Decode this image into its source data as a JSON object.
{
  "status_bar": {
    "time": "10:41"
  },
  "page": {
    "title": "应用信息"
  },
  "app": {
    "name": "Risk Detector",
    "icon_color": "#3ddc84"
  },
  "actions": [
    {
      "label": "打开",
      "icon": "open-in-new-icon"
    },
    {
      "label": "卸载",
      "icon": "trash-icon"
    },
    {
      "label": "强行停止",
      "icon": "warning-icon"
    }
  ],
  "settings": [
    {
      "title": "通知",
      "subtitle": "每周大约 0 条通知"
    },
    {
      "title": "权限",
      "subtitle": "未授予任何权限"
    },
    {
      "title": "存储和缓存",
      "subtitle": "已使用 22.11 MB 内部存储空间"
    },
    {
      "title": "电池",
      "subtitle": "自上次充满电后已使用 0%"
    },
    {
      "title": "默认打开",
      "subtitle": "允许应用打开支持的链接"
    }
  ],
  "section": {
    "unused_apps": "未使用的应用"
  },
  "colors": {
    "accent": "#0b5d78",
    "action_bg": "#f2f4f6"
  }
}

^^^^^^^^

● Problem to solve
Select from the material above each line in which the string "subtitle" appears, and list those lines.

● Solution for this task
      "subtitle": "每周大约 0 条通知"
      "subtitle": "未授予任何权限"
      "subtitle": "已使用 22.11 MB 内部存储空间"
      "subtitle": "自上次充满电后已使用 0%"
      "subtitle": "允许应用打开支持的链接"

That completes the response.